**Stated exercise:** Repeat, line for line, the entries printed below.

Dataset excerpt

+++

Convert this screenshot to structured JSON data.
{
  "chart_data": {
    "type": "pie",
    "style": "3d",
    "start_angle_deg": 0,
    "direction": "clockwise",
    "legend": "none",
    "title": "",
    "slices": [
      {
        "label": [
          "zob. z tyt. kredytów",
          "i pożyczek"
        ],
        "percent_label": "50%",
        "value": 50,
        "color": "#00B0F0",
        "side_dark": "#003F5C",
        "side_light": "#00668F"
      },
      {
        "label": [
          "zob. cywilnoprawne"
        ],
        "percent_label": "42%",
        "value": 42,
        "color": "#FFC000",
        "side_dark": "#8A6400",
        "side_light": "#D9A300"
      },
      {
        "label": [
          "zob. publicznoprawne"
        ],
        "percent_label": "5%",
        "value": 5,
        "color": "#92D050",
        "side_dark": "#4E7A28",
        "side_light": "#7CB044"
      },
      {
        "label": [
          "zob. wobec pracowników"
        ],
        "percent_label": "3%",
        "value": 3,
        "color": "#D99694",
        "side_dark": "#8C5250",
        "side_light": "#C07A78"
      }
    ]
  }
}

+++

**Task answer:**
Convert this screenshot to structured JSON data.
{
  "chart_data": {
    "type": "pie",
    "style": "3d",
    "start_angle_deg": 0,
    "direction": "clockwise",
    "legend": "none",
    "title": "",
    "slices": [
      {
        "label": [
          "zob. z tyt. kredytów",
          "i pożyczek"
        ],
        "percent_label": "50%",
        "value": 50,
        "color": "#00B0F0",
        "side_dark": "#003F5C",
        "side_light": "#00668F"
      },
      {
        "label": [
          "zob. cywilnoprawne"
        ],
        "percent_label": "42%",
        "value": 42,
        "color": "#FFC000",
        "side_dark": "#8A6400",
        "side_light": "#D9A300"
      },
      {
        "label": [
          "zob. publicznoprawne"
        ],
        "percent_label": "5%",
        "value": 5,
        "color": "#92D050",
        "side_dark": "#4E7A28",
        "side_light": "#7CB044"
      },
      {
        "label": [
          "zob. wobec pracowników"
        ],
        "percent_label": "3%",
        "value": 3,
        "color": "#D99694",
        "side_dark": "#8C5250",
        "side_light": "#C07A78"
      }
    ]
  }
}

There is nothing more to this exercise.